TASK DETAILS: Each line from the one that holds "Read out every word on this page." to the end of the records is to be retyped exactly. Pictures are not part of the copy.

GIVEN DATA:

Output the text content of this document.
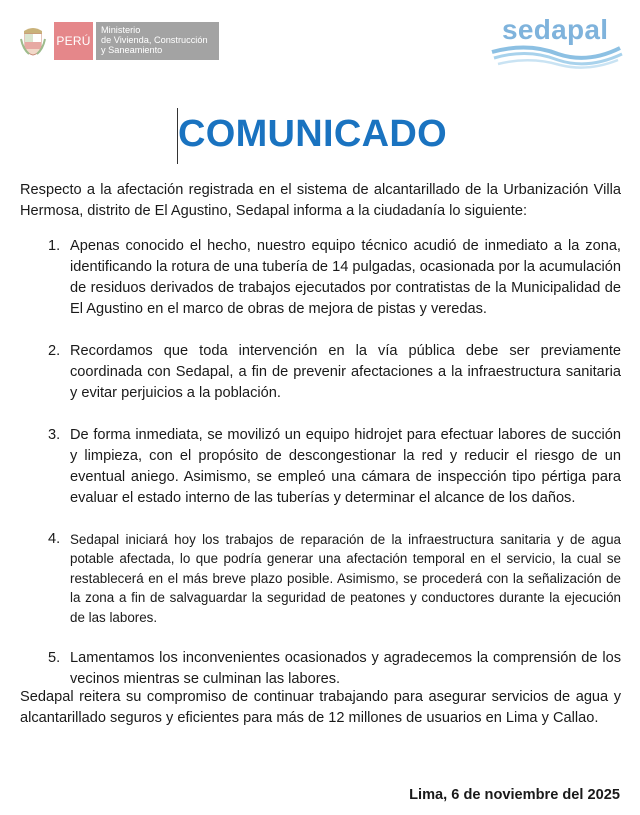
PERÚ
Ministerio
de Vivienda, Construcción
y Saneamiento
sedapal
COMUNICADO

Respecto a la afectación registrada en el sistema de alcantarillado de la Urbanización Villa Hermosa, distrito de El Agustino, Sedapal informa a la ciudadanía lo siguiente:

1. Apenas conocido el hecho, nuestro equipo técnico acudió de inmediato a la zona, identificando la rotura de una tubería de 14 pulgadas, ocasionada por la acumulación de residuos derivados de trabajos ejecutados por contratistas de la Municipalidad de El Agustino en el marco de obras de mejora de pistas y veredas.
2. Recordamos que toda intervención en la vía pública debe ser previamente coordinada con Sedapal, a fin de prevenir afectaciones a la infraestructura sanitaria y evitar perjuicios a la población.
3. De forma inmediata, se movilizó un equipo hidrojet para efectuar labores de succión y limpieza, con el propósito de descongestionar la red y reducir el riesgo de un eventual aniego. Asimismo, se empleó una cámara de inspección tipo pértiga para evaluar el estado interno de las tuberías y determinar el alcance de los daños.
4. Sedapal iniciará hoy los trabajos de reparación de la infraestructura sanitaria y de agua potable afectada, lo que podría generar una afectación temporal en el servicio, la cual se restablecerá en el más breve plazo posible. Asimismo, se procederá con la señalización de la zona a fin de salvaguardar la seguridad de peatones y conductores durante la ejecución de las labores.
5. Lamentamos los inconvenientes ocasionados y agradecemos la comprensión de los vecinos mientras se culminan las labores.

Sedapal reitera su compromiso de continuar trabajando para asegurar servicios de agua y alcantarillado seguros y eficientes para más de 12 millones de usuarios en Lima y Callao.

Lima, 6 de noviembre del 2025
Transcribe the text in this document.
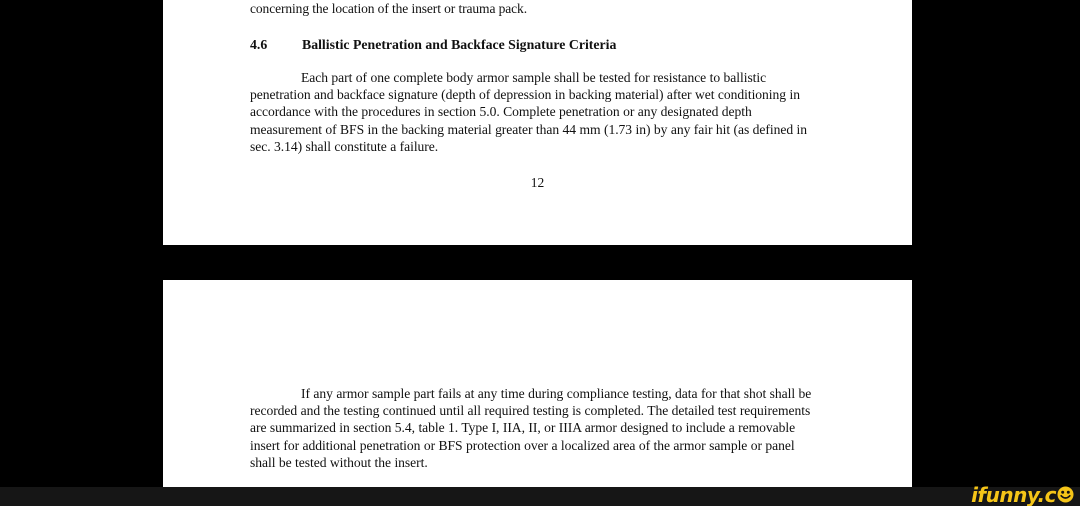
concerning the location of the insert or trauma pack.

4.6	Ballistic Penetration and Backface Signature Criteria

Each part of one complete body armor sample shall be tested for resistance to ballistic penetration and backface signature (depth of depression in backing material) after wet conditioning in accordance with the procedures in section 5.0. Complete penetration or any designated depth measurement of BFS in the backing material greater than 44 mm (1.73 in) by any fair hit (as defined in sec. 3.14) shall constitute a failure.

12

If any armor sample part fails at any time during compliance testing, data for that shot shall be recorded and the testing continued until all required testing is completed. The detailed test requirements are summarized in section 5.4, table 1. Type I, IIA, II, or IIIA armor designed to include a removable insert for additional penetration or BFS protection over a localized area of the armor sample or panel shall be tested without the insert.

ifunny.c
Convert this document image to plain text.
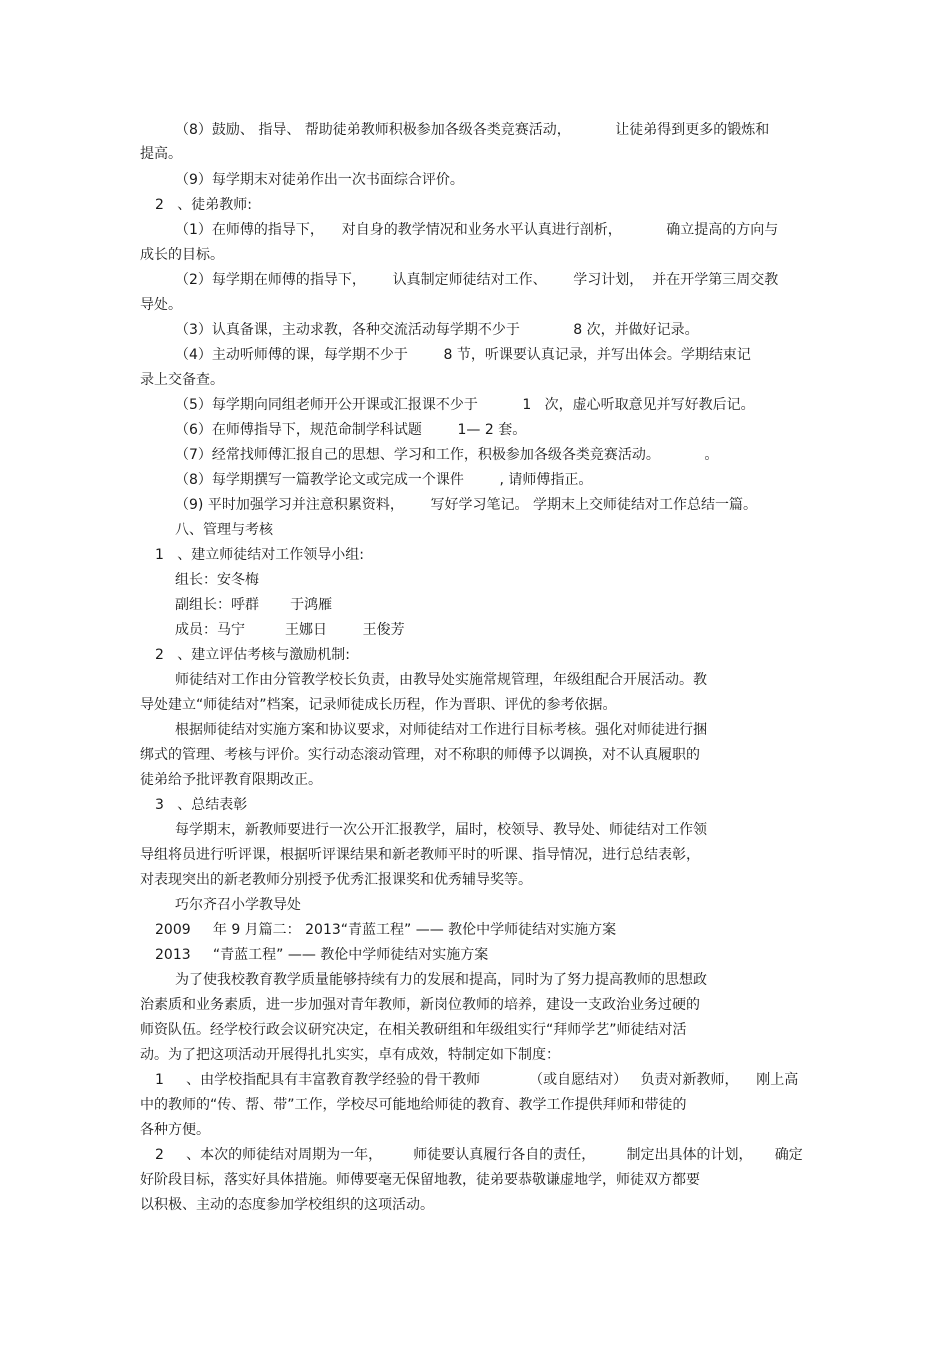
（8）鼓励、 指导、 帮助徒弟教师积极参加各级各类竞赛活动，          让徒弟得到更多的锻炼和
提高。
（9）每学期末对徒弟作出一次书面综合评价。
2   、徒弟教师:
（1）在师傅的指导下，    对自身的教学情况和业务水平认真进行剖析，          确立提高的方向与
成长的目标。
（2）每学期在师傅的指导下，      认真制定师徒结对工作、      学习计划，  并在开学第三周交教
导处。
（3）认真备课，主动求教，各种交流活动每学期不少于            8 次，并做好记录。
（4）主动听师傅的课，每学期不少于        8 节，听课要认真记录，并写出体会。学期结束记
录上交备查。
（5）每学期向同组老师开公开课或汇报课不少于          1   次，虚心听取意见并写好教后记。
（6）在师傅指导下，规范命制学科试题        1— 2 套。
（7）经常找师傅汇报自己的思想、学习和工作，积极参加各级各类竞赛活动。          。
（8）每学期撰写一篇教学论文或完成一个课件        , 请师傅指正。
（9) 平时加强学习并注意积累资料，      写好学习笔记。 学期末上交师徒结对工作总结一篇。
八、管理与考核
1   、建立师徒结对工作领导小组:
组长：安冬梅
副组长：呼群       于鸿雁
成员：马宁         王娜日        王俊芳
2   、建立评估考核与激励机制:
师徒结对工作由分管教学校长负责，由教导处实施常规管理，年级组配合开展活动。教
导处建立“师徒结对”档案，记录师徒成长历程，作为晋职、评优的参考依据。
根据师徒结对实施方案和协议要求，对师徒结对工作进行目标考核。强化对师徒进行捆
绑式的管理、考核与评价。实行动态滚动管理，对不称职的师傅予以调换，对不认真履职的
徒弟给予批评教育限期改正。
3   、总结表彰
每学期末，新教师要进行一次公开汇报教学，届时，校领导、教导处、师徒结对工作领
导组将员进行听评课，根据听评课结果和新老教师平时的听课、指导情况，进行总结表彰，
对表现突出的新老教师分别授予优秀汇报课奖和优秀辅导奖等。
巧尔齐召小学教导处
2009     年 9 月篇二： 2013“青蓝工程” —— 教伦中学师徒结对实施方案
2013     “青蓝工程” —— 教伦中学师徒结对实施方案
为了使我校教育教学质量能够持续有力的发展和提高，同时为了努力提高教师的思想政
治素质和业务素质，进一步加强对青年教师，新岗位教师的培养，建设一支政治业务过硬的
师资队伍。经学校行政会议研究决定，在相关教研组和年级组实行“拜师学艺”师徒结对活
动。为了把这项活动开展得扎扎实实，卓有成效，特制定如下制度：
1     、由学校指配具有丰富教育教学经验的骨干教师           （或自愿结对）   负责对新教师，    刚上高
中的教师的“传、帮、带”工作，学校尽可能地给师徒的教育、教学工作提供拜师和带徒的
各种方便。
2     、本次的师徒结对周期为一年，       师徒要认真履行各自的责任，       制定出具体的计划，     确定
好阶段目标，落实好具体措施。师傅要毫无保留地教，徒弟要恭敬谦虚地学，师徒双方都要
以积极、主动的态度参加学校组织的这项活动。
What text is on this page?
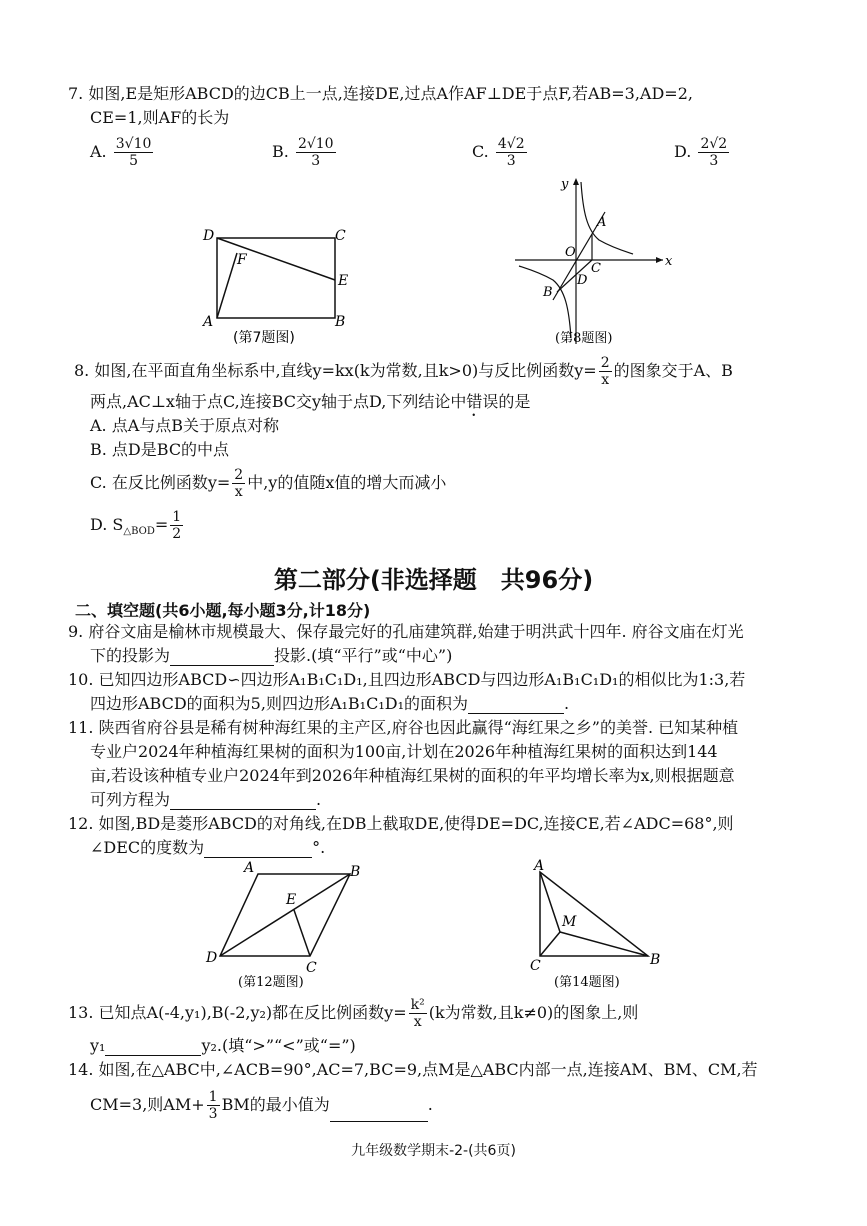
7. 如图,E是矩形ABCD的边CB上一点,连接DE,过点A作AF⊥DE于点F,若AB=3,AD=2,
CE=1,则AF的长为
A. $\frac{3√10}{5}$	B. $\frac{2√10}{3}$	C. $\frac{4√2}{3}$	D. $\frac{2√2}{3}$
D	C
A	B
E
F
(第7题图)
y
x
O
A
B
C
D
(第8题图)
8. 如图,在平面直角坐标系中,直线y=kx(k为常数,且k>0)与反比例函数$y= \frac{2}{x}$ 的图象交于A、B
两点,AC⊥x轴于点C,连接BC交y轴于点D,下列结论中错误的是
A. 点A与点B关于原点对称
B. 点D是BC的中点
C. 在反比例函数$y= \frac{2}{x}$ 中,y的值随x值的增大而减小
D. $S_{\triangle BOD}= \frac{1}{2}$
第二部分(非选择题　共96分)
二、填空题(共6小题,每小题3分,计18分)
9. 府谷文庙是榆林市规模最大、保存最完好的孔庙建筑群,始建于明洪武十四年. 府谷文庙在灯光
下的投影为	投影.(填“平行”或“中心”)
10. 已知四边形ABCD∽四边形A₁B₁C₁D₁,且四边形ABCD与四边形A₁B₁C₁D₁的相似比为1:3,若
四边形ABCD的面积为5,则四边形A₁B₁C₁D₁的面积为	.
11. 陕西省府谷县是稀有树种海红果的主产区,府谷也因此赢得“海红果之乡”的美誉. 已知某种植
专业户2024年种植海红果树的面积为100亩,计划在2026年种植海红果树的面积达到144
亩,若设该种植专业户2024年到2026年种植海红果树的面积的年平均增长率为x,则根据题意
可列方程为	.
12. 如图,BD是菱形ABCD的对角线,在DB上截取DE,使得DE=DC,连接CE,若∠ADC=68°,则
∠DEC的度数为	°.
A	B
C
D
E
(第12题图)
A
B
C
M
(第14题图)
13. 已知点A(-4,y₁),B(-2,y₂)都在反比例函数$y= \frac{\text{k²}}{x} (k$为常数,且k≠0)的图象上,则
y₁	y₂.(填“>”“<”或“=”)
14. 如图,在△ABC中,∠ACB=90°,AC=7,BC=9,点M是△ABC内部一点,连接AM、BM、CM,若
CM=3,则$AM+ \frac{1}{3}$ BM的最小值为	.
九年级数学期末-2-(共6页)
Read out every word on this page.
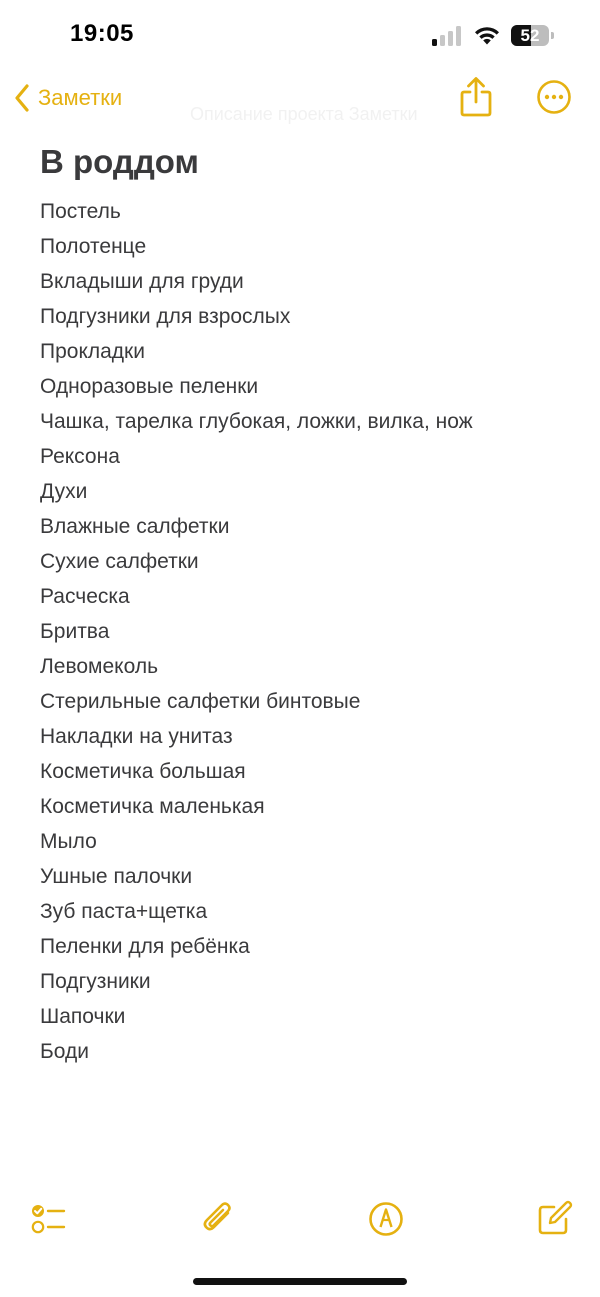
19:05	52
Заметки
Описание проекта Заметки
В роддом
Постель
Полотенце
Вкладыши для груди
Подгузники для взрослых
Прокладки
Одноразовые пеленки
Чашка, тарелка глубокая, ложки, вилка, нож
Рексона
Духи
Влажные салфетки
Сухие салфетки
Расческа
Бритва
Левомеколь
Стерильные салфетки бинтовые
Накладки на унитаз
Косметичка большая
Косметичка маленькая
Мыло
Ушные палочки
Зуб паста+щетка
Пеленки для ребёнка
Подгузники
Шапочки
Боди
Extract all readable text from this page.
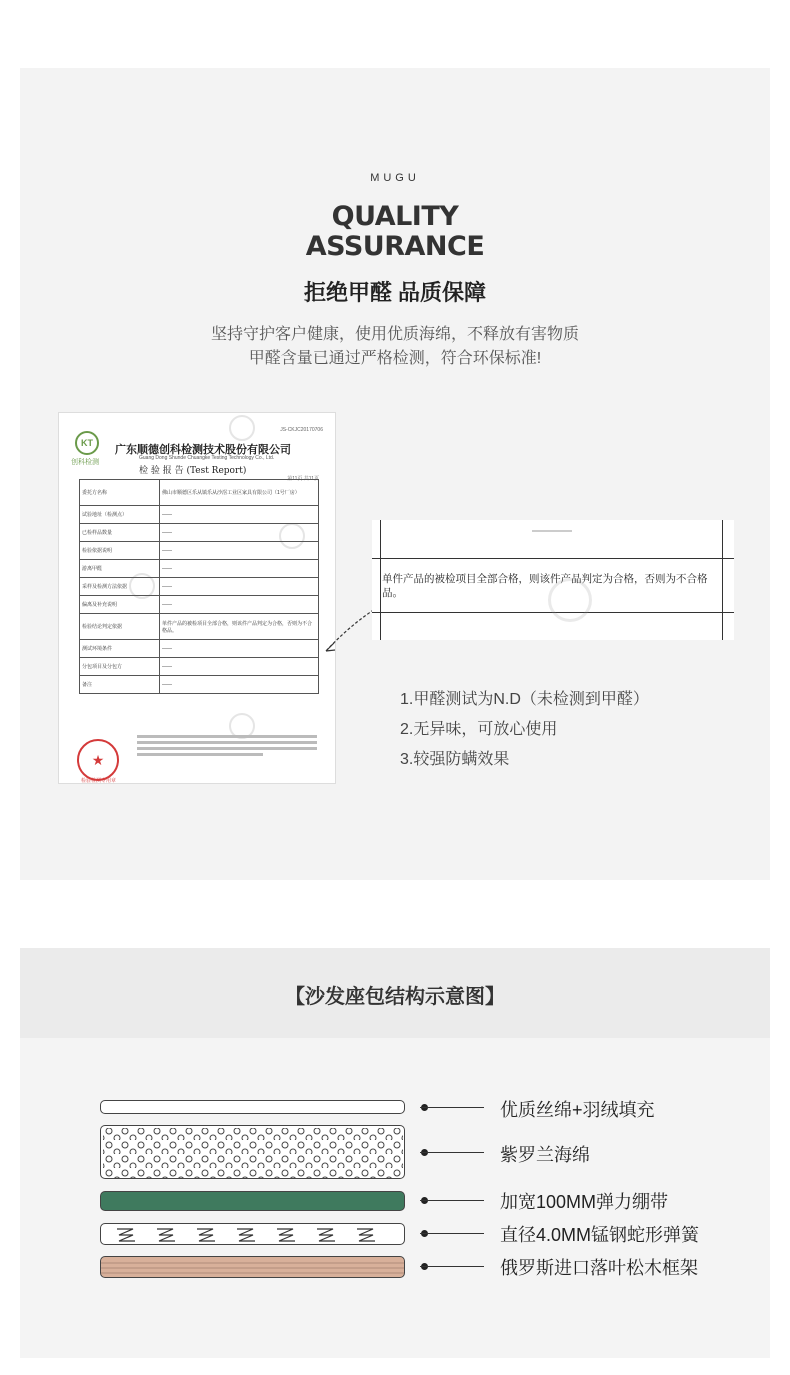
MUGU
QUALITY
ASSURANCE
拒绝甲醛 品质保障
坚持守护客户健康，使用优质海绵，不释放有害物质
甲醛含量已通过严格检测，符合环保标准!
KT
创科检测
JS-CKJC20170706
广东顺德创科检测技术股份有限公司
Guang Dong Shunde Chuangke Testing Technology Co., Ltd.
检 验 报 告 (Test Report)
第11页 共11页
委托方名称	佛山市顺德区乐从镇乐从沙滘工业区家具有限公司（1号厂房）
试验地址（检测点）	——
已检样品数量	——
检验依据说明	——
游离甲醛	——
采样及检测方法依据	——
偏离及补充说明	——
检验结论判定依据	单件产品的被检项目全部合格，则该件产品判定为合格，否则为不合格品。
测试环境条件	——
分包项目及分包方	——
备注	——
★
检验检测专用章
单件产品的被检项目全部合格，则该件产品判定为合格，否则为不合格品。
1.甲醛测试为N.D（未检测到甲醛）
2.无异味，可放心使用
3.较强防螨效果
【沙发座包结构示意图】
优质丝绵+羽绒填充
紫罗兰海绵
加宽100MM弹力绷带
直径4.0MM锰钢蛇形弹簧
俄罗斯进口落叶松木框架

ANSWER TO THIS EXERCISE:
Read out every word on this page.
19:05	52
Заметки
Описание проекта Заметки
В роддом
Постель
Полотенце
Вкладыши для груди
Подгузники для взрослых
Прокладки
Одноразовые пеленки
Чашка, тарелка глубокая, ложки, вилка, нож
Рексона
Духи
Влажные салфетки
Сухие салфетки
Расческа
Бритва
Левомеколь
Стерильные салфетки бинтовые
Накладки на унитаз
Косметичка большая
Косметичка маленькая
Мыло
Ушные палочки
Зуб паста+щетка
Пеленки для ребёнка
Подгузники
Шапочки
Боди
Extract all readable text from this page.
MUGU
QUALITY
ASSURANCE
拒绝甲醛 品质保障
坚持守护客户健康，使用优质海绵，不释放有害物质
甲醛含量已通过严格检测，符合环保标准!
KT
创科检测
JS-CKJC20170706
广东顺德创科检测技术股份有限公司
Guang Dong Shunde Chuangke Testing Technology Co., Ltd.
检 验 报 告 (Test Report)
第11页 共11页
委托方名称	佛山市顺德区乐从镇乐从沙滘工业区家具有限公司（1号厂房）
试验地址（检测点）	——
已检样品数量	——
检验依据说明	——
游离甲醛	——
采样及检测方法依据	——
偏离及补充说明	——
检验结论判定依据	单件产品的被检项目全部合格，则该件产品判定为合格，否则为不合格品。
测试环境条件	——
分包项目及分包方	——
备注	——
★
检验检测专用章
单件产品的被检项目全部合格，则该件产品判定为合格，否则为不合格品。
1.甲醛测试为N.D（未检测到甲醛）
2.无异味，可放心使用
3.较强防螨效果
【沙发座包结构示意图】
优质丝绵+羽绒填充
紫罗兰海绵
加宽100MM弹力绷带
直径4.0MM锰钢蛇形弹簧
俄罗斯进口落叶松木框架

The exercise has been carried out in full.